■ PROBLEM DETAILS ■
Say how many lines hold the string "indigènes", and nothing more.

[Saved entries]
--- Begin ---

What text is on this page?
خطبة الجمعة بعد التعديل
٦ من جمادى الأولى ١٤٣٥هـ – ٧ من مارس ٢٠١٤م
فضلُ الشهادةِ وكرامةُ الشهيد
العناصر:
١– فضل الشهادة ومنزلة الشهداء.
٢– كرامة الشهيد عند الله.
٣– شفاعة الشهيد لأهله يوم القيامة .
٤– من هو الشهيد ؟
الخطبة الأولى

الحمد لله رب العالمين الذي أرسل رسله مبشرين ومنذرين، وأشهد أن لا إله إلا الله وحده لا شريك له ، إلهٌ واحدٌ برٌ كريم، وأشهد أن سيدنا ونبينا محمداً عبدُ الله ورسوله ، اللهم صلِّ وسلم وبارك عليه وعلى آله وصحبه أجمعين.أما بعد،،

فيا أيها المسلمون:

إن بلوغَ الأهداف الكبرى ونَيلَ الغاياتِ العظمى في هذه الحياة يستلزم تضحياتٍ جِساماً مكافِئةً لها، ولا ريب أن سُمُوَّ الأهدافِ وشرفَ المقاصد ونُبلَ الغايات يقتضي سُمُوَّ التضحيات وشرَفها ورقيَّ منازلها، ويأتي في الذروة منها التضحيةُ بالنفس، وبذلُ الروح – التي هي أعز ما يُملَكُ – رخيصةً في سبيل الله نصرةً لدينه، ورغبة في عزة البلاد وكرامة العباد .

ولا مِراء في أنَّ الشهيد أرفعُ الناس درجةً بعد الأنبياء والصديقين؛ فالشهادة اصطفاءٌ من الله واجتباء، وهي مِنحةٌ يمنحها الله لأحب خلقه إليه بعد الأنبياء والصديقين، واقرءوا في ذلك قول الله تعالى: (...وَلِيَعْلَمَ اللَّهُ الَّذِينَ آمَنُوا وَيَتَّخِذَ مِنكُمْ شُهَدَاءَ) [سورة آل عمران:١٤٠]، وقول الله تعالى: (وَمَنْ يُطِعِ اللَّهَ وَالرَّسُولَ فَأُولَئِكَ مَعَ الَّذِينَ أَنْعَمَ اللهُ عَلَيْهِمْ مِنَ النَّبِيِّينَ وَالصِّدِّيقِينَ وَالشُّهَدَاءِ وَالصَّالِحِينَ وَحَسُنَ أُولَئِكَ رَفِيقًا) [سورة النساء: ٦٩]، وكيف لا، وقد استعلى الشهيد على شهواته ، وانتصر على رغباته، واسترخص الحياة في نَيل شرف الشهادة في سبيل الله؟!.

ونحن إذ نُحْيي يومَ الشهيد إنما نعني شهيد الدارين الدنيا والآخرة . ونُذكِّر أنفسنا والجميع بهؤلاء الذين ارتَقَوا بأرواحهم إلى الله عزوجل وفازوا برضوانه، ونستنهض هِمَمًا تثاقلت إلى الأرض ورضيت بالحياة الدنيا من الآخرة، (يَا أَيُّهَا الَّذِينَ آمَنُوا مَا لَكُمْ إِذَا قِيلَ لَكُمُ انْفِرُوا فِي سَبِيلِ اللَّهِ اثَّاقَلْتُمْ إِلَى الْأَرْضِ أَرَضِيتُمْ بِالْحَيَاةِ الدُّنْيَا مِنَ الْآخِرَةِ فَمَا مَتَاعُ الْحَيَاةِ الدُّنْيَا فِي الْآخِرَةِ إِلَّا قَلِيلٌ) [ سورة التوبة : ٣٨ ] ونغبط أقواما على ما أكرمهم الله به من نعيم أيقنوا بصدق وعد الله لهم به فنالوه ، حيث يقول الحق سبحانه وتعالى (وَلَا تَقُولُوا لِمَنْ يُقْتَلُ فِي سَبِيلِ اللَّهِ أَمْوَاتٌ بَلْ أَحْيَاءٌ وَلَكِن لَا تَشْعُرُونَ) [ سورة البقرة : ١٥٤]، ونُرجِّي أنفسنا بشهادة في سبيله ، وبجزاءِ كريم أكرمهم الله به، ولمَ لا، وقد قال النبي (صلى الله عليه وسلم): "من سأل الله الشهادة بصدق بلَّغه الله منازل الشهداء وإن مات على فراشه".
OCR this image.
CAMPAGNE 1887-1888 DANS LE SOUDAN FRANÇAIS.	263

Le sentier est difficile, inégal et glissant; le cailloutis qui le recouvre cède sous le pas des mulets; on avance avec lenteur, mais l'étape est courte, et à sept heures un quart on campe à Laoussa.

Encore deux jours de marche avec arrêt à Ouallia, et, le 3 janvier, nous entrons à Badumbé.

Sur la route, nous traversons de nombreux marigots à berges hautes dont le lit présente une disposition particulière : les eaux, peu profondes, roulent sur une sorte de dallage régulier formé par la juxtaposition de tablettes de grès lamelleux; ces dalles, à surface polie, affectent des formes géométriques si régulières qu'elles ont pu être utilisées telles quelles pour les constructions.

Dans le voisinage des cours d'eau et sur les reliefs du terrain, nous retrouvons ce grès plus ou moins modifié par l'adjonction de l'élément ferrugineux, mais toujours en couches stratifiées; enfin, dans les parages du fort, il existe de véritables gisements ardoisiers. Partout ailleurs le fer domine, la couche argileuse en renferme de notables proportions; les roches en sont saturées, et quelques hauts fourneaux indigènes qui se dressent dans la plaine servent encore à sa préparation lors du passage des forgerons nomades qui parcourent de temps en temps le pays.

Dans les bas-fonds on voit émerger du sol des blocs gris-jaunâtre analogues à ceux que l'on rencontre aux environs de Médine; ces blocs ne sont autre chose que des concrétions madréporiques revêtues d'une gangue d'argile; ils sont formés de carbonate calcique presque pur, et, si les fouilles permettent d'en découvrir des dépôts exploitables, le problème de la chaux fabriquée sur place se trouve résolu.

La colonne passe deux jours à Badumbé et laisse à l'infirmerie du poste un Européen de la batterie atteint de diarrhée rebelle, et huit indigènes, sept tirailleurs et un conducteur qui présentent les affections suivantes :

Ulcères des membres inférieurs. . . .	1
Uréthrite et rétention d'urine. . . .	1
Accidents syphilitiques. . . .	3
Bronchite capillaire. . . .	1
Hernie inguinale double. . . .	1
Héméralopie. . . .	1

--- End ---

■ FINISHED ANSWER ■
2